# Do this
Set down all of the data that follows word for word, without the images.

━━━━━ Record extracts ━━━━━

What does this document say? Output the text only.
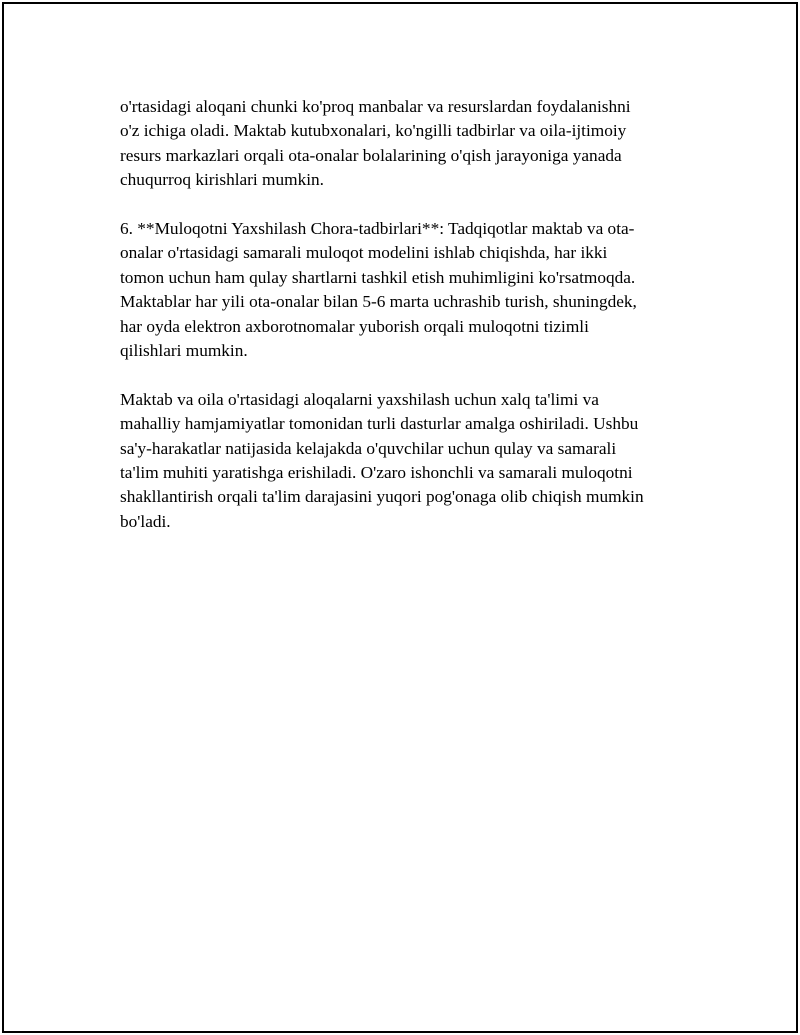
o'rtasidagi aloqani chunki ko'proq manbalar va resurslardan foydalanishni
o'z ichiga oladi. Maktab kutubxonalari, ko'ngilli tadbirlar va oila-ijtimoiy
resurs markazlari orqali ota-onalar bolalarining o'qish jarayoniga yanada
chuqurroq kirishlari mumkin.

6. **Muloqotni Yaxshilash Chora-tadbirlari**: Tadqiqotlar maktab va ota-
onalar o'rtasidagi samarali muloqot modelini ishlab chiqishda, har ikki
tomon uchun ham qulay shartlarni tashkil etish muhimligini ko'rsatmoqda.
Maktablar har yili ota-onalar bilan 5-6 marta uchrashib turish, shuningdek,
har oyda elektron axborotnomalar yuborish orqali muloqotni tizimli
qilishlari mumkin.

Maktab va oila o'rtasidagi aloqalarni yaxshilash uchun xalq ta'limi va
mahalliy hamjamiyatlar tomonidan turli dasturlar amalga oshiriladi. Ushbu
sa'y-harakatlar natijasida kelajakda o'quvchilar uchun qulay va samarali
ta'lim muhiti yaratishga erishiladi. O'zaro ishonchli va samarali muloqotni
shakllantirish orqali ta'lim darajasini yuqori pog'onaga olib chiqish mumkin
bo'ladi.
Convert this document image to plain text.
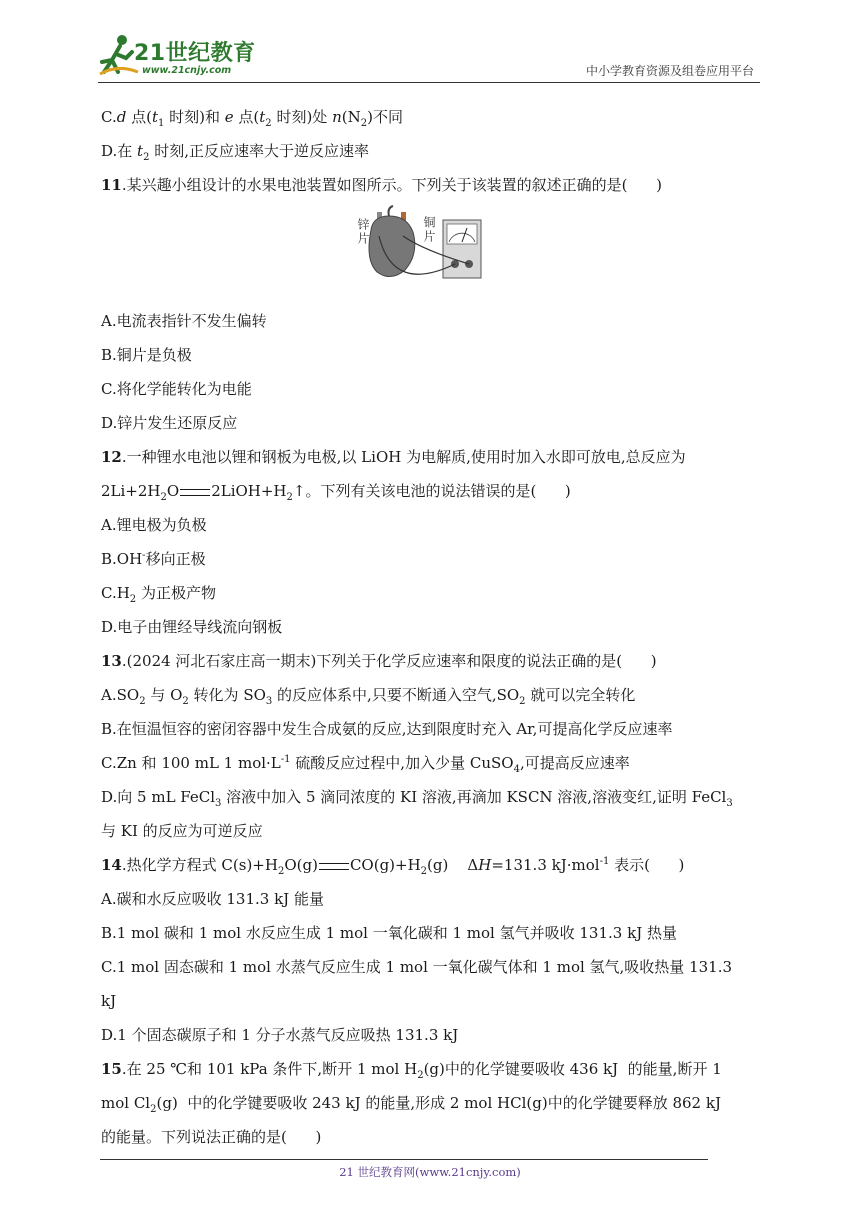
21世纪教育
www.21cnjy.com	中小学教育资源及组卷应用平台
C.d 点($t_1$ 时刻)和 e 点($t_2$ 时刻)处 $n(N_2)$不同
D.在 $t_2$ 时刻,正反应速率大于逆反应速率
11.某兴趣小组设计的水果电池装置如图所示。下列关于该装置的叙述正确的是(      )
锌片	铜片
A.电流表指针不发生偏转
B.铜片是负极
C.将化学能转化为电能
D.锌片发生还原反应
12.一种锂水电池以锂和钢板为电极,以 LiOH 为电解质,使用时加入水即可放电,总反应为
$2Li+2H_2O$ $2LiOH+H_2↑$。下列有关该电池的说法错误的是(      )
A.锂电极为负极
B.OH-移向正极
$C.H_2$ 为正极产物
D.电子由锂经导线流向钢板
13.(2024 河北石家庄高一期末)下列关于化学反应速率和限度的说法正确的是(      )
$A.SO_2$ 与 $O_2$ 转化为 $SO_3$ 的反应体系中,只要不断通入空气$,SO_2$ 就可以完全转化
B.在恒温恒容的密闭容器中发生合成氨的反应,达到限度时充入 Ar,可提高化学反应速率
C.Zn 和 100 mL 1 $mol\cdot L^{-1}$ 硫酸反应过程中,加入少量 CuSO$_4$,可提高反应速率
D.向 5 mL FeCl$_3$ 溶液中加入 5 滴同浓度的 KI 溶液,再滴加 KSCN 溶液,溶液变红,证明 FeCl$_3$
与 KI 的反应为可逆反应
14.热化学方程式 $C(s)+H_2O(g)$ $CO(g)+H_2(g)$    ΔH=131.3 kJ·mol$^{-1}$ 表示(      )
A.碳和水反应吸收 131.3 kJ 能量
B.1 mol 碳和 1 mol 水反应生成 1 mol 一氧化碳和 1 mol 氢气并吸收 131.3 kJ 热量
C.1 mol 固态碳和 1 mol 水蒸气反应生成 1 mol 一氧化碳气体和 1 mol 氢气,吸收热量 131.3
kJ
D.1 个固态碳原子和 1 分子水蒸气反应吸热 131.3 kJ
15.在 25 ℃和 101 kPa 条件下,断开 1 mol $H_2(g)$中的化学键要吸收 436 kJ  的能量,断开 1
mol $Cl_2(g)$  中的化学键要吸收 243 kJ 的能量,形成 2 mol HCl(g)中的化学键要释放 862 kJ
的能量。下列说法正确的是(      )
21 世纪教育网(www.21cnjy.com)
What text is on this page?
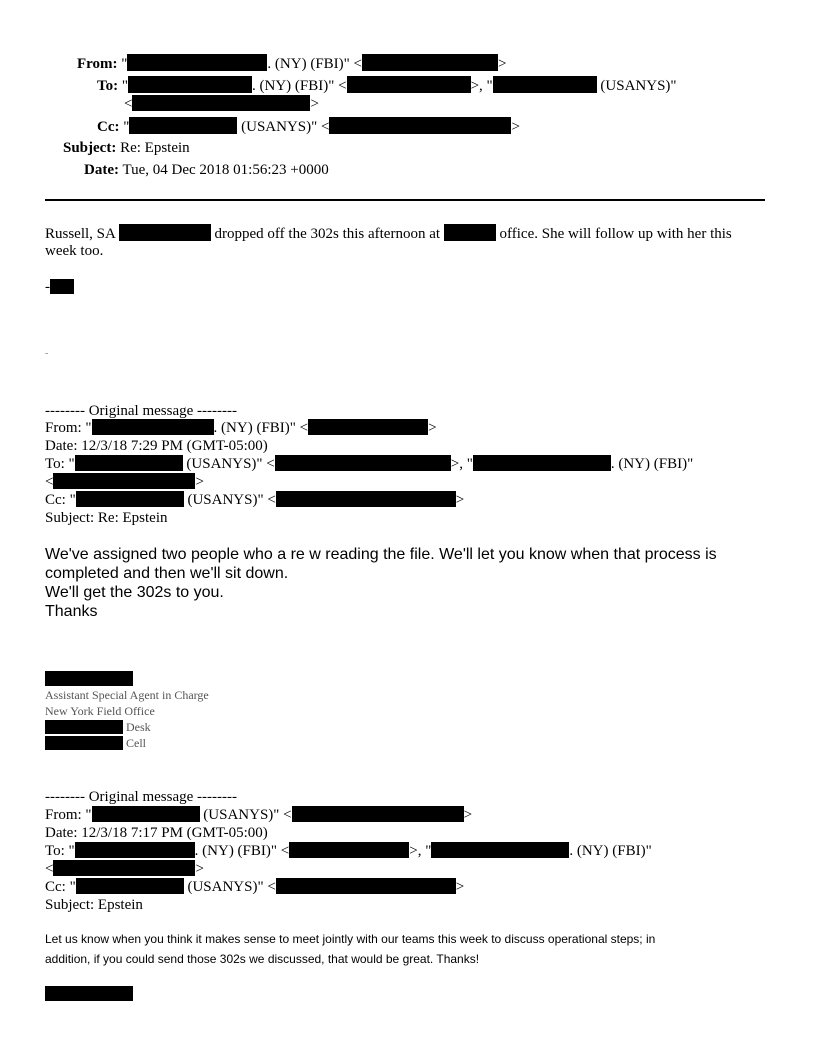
From: "	. (NY) (FBI)" <	>
To: "	. (NY) (FBI)" <	>, "	(USANYS)"
<	>
Cc: "	(USANYS)" <	>
Subject: Re: Epstein
Date: Tue, 04 Dec 2018 01:56:23 +0000
Russell, SA	dropped off the 302s this afternoon at	office. She will follow up with her this
week too.
-
-
-------- Original message --------
From: "	. (NY) (FBI)" <	>
Date: 12/3/18 7:29 PM (GMT-05:00)
To: "	(USANYS)" <	>, "	. (NY) (FBI)"
<	>
Cc: "	(USANYS)" <	>
Subject: Re: Epstein
We've assigned two people who a re w reading the file. We'll let you know when that process is
completed and then we'll sit down.
We'll get the 302s to you.
Thanks
Assistant Special Agent in Charge
New York Field Office
Desk
Cell
-------- Original message --------
From: "	(USANYS)" <	>
Date: 12/3/18 7:17 PM (GMT-05:00)
To: "	. (NY) (FBI)" <	>, "	. (NY) (FBI)"
<	>
Cc: "	(USANYS)" <	>
Subject: Epstein
Let us know when you think it makes sense to meet jointly with our teams this week to discuss operational steps; in
addition, if you could send those 302s we discussed, that would be great. Thanks!
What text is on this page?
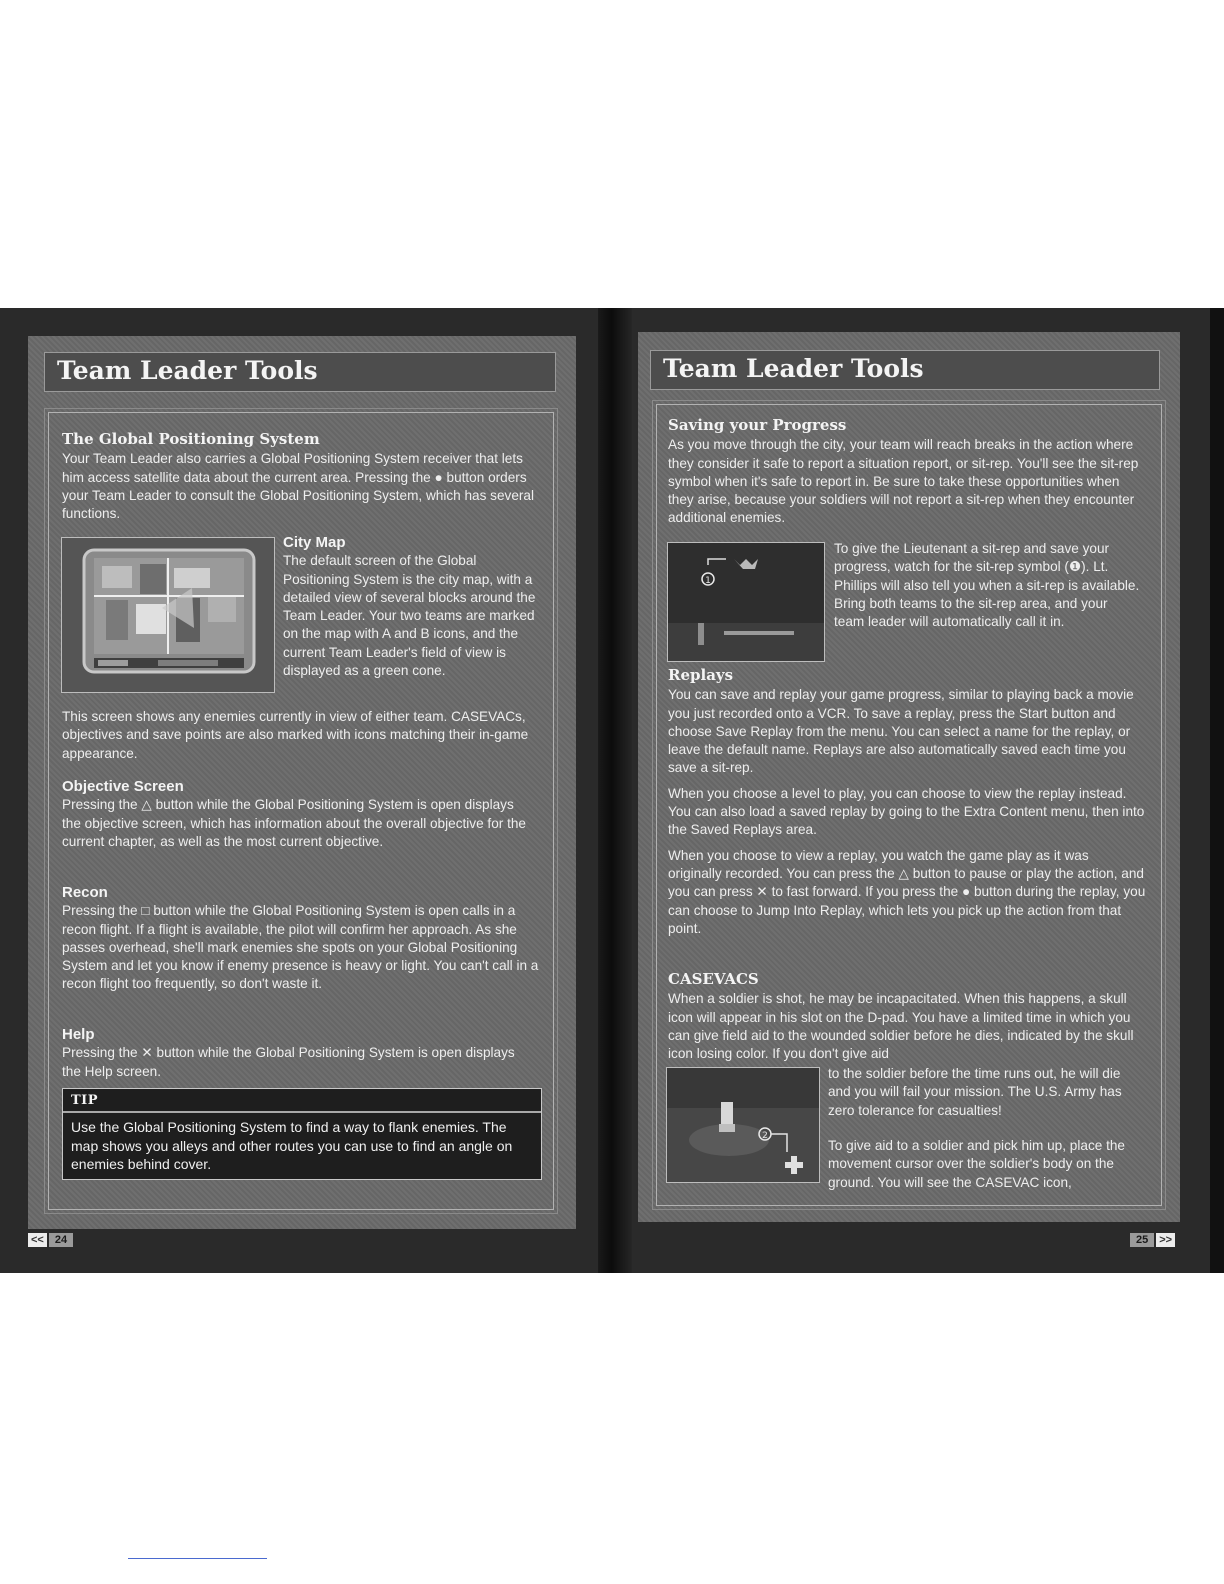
Team Leader Tools
The Global Positioning System

Your Team Leader also carries a Global Positioning System receiver that lets him access satellite data about the current area. Pressing the ● button orders your Team Leader to consult the Global Positioning System, which has several functions.

City Map

The default screen of the Global Positioning System is the city map, with a detailed view of several blocks around the Team Leader. Your two teams are marked on the map with A and B icons, and the current Team Leader's field of view is displayed as a green cone.

This screen shows any enemies currently in view of either team. CASEVACs, objectives and save points are also marked with icons matching their in-game appearance.

Objective Screen

Pressing the △ button while the Global Positioning System is open displays the objective screen, which has information about the overall objective for the current chapter, as well as the most current objective.

Recon

Pressing the □ button while the Global Positioning System is open calls in a recon flight. If a flight is available, the pilot will confirm her approach. As she passes overhead, she'll mark enemies she spots on your Global Positioning System and let you know if enemy presence is heavy or light. You can't call in a recon flight too frequently, so don't waste it.

Help

Pressing the ✕ button while the Global Positioning System is open displays the Help screen.

TIP
Use the Global Positioning System to find a way to flank enemies. The map shows you alleys and other routes you can use to find an angle on enemies behind cover.
<< 24
Team Leader Tools
Saving your Progress

As you move through the city, your team will reach breaks in the action where they consider it safe to report a situation report, or sit-rep. You'll see the sit-rep symbol when it's safe to report in. Be sure to take these opportunities when they arise, because your soldiers will not report a sit-rep when they encounter additional enemies.

1

To give the Lieutenant a sit-rep and save your progress, watch for the sit-rep symbol (❶). Lt. Phillips will also tell you when a sit-rep is available. Bring both teams to the sit-rep area, and your team leader will automatically call it in.

Replays

You can save and replay your game progress, similar to playing back a movie you just recorded onto a VCR. To save a replay, press the Start button and choose Save Replay from the menu. You can select a name for the replay, or leave the default name. Replays are also automatically saved each time you save a sit-rep.

When you choose a level to play, you can choose to view the replay instead. You can also load a saved replay by going to the Extra Content menu, then into the Saved Replays area.

When you choose to view a replay, you watch the game play as it was originally recorded. You can press the △ button to pause or play the action, and you can press ✕ to fast forward. If you press the ● button during the replay, you can choose to Jump Into Replay, which lets you pick up the action from that point.

CASEVACS

When a soldier is shot, he may be incapacitated. When this happens, a skull icon will appear in his slot on the D-pad. You have a limited time in which you can give field aid to the wounded soldier before he dies, indicated by the skull icon losing color. If you don't give aid

2

to the soldier before the time runs out, he will die and you will fail your mission. The U.S. Army has zero tolerance for casualties!

To give aid to a soldier and pick him up, place the movement cursor over the soldier's body on the ground. You will see the CASEVAC icon,

25 >>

━━━━━

# The output
What does this document say? Output the text only.
o'rtasidagi aloqani chunki ko'proq manbalar va resurslardan foydalanishni
o'z ichiga oladi. Maktab kutubxonalari, ko'ngilli tadbirlar va oila-ijtimoiy
resurs markazlari orqali ota-onalar bolalarining o'qish jarayoniga yanada
chuqurroq kirishlari mumkin.

6. **Muloqotni Yaxshilash Chora-tadbirlari**: Tadqiqotlar maktab va ota-
onalar o'rtasidagi samarali muloqot modelini ishlab chiqishda, har ikki
tomon uchun ham qulay shartlarni tashkil etish muhimligini ko'rsatmoqda.
Maktablar har yili ota-onalar bilan 5-6 marta uchrashib turish, shuningdek,
har oyda elektron axborotnomalar yuborish orqali muloqotni tizimli
qilishlari mumkin.

Maktab va oila o'rtasidagi aloqalarni yaxshilash uchun xalq ta'limi va
mahalliy hamjamiyatlar tomonidan turli dasturlar amalga oshiriladi. Ushbu
sa'y-harakatlar natijasida kelajakda o'quvchilar uchun qulay va samarali
ta'lim muhiti yaratishga erishiladi. O'zaro ishonchli va samarali muloqotni
shakllantirish orqali ta'lim darajasini yuqori pog'onaga olib chiqish mumkin
bo'ladi.
Convert this document image to plain text.
21世纪教育
www.21cnjy.com	中小学教育资源及组卷应用平台
C.d 点($t_1$ 时刻)和 e 点($t_2$ 时刻)处 $n(N_2)$不同
D.在 $t_2$ 时刻,正反应速率大于逆反应速率
11.某兴趣小组设计的水果电池装置如图所示。下列关于该装置的叙述正确的是(      )
锌片	铜片
A.电流表指针不发生偏转
B.铜片是负极
C.将化学能转化为电能
D.锌片发生还原反应
12.一种锂水电池以锂和钢板为电极,以 LiOH 为电解质,使用时加入水即可放电,总反应为
$2Li+2H_2O$ $2LiOH+H_2↑$。下列有关该电池的说法错误的是(      )
A.锂电极为负极
B.OH-移向正极
$C.H_2$ 为正极产物
D.电子由锂经导线流向钢板
13.(2024 河北石家庄高一期末)下列关于化学反应速率和限度的说法正确的是(      )
$A.SO_2$ 与 $O_2$ 转化为 $SO_3$ 的反应体系中,只要不断通入空气$,SO_2$ 就可以完全转化
B.在恒温恒容的密闭容器中发生合成氨的反应,达到限度时充入 Ar,可提高化学反应速率
C.Zn 和 100 mL 1 $mol\cdot L^{-1}$ 硫酸反应过程中,加入少量 CuSO$_4$,可提高反应速率
D.向 5 mL FeCl$_3$ 溶液中加入 5 滴同浓度的 KI 溶液,再滴加 KSCN 溶液,溶液变红,证明 FeCl$_3$
与 KI 的反应为可逆反应
14.热化学方程式 $C(s)+H_2O(g)$ $CO(g)+H_2(g)$    ΔH=131.3 kJ·mol$^{-1}$ 表示(      )
A.碳和水反应吸收 131.3 kJ 能量
B.1 mol 碳和 1 mol 水反应生成 1 mol 一氧化碳和 1 mol 氢气并吸收 131.3 kJ 热量
C.1 mol 固态碳和 1 mol 水蒸气反应生成 1 mol 一氧化碳气体和 1 mol 氢气,吸收热量 131.3
kJ
D.1 个固态碳原子和 1 分子水蒸气反应吸热 131.3 kJ
15.在 25 ℃和 101 kPa 条件下,断开 1 mol $H_2(g)$中的化学键要吸收 436 kJ  的能量,断开 1
mol $Cl_2(g)$  中的化学键要吸收 243 kJ 的能量,形成 2 mol HCl(g)中的化学键要释放 862 kJ
的能量。下列说法正确的是(      )
21 世纪教育网(www.21cnjy.com)
What text is on this page?
From: "	. (NY) (FBI)" <	>
To: "	. (NY) (FBI)" <	>, "	(USANYS)"
<	>
Cc: "	(USANYS)" <	>
Subject: Re: Epstein
Date: Tue, 04 Dec 2018 01:56:23 +0000
Russell, SA	dropped off the 302s this afternoon at	office. She will follow up with her this
week too.
-
-
-------- Original message --------
From: "	. (NY) (FBI)" <	>
Date: 12/3/18 7:29 PM (GMT-05:00)
To: "	(USANYS)" <	>, "	. (NY) (FBI)"
<	>
Cc: "	(USANYS)" <	>
Subject: Re: Epstein
We've assigned two people who a re w reading the file. We'll let you know when that process is
completed and then we'll sit down.
We'll get the 302s to you.
Thanks
Assistant Special Agent in Charge
New York Field Office
Desk
Cell
-------- Original message --------
From: "	(USANYS)" <	>
Date: 12/3/18 7:17 PM (GMT-05:00)
To: "	. (NY) (FBI)" <	>, "	. (NY) (FBI)"
<	>
Cc: "	(USANYS)" <	>
Subject: Epstein
Let us know when you think it makes sense to meet jointly with our teams this week to discuss operational steps; in
addition, if you could send those 302s we discussed, that would be great. Thanks!
What text is on this page?
Team Leader Tools
The Global Positioning System

Your Team Leader also carries a Global Positioning System receiver that lets him access satellite data about the current area. Pressing the ● button orders your Team Leader to consult the Global Positioning System, which has several functions.

City Map

The default screen of the Global Positioning System is the city map, with a detailed view of several blocks around the Team Leader. Your two teams are marked on the map with A and B icons, and the current Team Leader's field of view is displayed as a green cone.

This screen shows any enemies currently in view of either team. CASEVACs, objectives and save points are also marked with icons matching their in-game appearance.

Objective Screen

Pressing the △ button while the Global Positioning System is open displays the objective screen, which has information about the overall objective for the current chapter, as well as the most current objective.

Recon

Pressing the □ button while the Global Positioning System is open calls in a recon flight. If a flight is available, the pilot will confirm her approach. As she passes overhead, she'll mark enemies she spots on your Global Positioning System and let you know if enemy presence is heavy or light. You can't call in a recon flight too frequently, so don't waste it.

Help

Pressing the ✕ button while the Global Positioning System is open displays the Help screen.

TIP
Use the Global Positioning System to find a way to flank enemies. The map shows you alleys and other routes you can use to find an angle on enemies behind cover.
<< 24
Team Leader Tools
Saving your Progress

As you move through the city, your team will reach breaks in the action where they consider it safe to report a situation report, or sit-rep. You'll see the sit-rep symbol when it's safe to report in. Be sure to take these opportunities when they arise, because your soldiers will not report a sit-rep when they encounter additional enemies.

1

To give the Lieutenant a sit-rep and save your progress, watch for the sit-rep symbol (❶). Lt. Phillips will also tell you when a sit-rep is available. Bring both teams to the sit-rep area, and your team leader will automatically call it in.

Replays

You can save and replay your game progress, similar to playing back a movie you just recorded onto a VCR. To save a replay, press the Start button and choose Save Replay from the menu. You can select a name for the replay, or leave the default name. Replays are also automatically saved each time you save a sit-rep.

When you choose a level to play, you can choose to view the replay instead. You can also load a saved replay by going to the Extra Content menu, then into the Saved Replays area.

When you choose to view a replay, you watch the game play as it was originally recorded. You can press the △ button to pause or play the action, and you can press ✕ to fast forward. If you press the ● button during the replay, you can choose to Jump Into Replay, which lets you pick up the action from that point.

CASEVACS

When a soldier is shot, he may be incapacitated. When this happens, a skull icon will appear in his slot on the D-pad. You have a limited time in which you can give field aid to the wounded soldier before he dies, indicated by the skull icon losing color. If you don't give aid

2

to the soldier before the time runs out, he will die and you will fail your mission. The U.S. Army has zero tolerance for casualties!

To give aid to a soldier and pick him up, place the movement cursor over the soldier's body on the ground. You will see the CASEVAC icon,

25 >>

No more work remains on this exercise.